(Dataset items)
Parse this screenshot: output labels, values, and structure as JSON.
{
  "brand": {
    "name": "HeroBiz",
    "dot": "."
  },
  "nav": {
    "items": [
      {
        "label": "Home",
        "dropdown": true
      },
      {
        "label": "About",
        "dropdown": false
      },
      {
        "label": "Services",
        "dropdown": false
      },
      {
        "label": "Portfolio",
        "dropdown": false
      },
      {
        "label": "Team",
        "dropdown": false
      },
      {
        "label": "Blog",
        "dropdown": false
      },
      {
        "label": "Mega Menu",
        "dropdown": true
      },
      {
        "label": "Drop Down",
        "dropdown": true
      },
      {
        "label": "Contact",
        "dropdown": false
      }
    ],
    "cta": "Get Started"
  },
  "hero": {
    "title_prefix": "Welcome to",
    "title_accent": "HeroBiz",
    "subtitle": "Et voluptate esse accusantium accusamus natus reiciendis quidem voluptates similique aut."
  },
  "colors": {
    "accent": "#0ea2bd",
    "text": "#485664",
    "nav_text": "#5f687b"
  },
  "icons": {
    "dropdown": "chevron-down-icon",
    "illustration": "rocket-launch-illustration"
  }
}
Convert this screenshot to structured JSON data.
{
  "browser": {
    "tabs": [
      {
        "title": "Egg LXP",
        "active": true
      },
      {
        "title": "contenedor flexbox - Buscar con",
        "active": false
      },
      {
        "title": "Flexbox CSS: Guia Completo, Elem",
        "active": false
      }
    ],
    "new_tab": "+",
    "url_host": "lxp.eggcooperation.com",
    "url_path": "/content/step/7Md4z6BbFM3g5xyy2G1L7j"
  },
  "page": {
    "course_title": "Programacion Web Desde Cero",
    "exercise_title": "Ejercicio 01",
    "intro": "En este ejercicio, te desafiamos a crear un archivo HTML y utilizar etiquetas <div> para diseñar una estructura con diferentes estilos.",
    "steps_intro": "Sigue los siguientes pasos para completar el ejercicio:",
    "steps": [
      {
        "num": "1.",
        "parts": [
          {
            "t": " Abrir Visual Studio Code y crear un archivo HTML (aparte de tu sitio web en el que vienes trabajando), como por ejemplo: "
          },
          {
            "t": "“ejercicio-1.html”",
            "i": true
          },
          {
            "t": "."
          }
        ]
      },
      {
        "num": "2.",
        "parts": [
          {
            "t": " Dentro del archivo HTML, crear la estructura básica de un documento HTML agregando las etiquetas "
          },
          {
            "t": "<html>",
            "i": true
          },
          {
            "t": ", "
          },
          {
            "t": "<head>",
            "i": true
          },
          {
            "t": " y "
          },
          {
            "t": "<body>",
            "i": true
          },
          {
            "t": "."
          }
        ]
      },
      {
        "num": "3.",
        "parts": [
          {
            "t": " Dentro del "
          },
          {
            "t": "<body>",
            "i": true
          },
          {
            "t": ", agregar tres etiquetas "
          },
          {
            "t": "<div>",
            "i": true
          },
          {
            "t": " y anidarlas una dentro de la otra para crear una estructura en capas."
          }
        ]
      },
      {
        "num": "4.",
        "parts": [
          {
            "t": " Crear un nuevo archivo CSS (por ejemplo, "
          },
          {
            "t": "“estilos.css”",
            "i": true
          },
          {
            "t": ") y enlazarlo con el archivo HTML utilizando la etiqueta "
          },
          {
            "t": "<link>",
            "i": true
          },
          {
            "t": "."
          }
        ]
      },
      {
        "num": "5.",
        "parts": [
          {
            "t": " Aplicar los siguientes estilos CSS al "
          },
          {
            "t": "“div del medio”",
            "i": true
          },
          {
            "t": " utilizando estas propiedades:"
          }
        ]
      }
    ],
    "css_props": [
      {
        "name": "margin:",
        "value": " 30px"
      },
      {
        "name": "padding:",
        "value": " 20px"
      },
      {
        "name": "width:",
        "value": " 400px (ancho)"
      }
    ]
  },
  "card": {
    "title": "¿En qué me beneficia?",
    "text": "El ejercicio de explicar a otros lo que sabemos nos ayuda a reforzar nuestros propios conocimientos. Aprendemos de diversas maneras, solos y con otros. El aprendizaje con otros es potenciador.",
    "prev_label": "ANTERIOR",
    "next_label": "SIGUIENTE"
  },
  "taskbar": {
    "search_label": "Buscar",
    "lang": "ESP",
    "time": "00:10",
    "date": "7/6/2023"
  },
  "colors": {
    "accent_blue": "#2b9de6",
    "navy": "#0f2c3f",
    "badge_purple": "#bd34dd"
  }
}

→ **EXERCISE GOAL**:
Determine how many lines of the data contain the word "screenshot", and reply with that number only.

→ **PROBLEM SOLUTION**:
2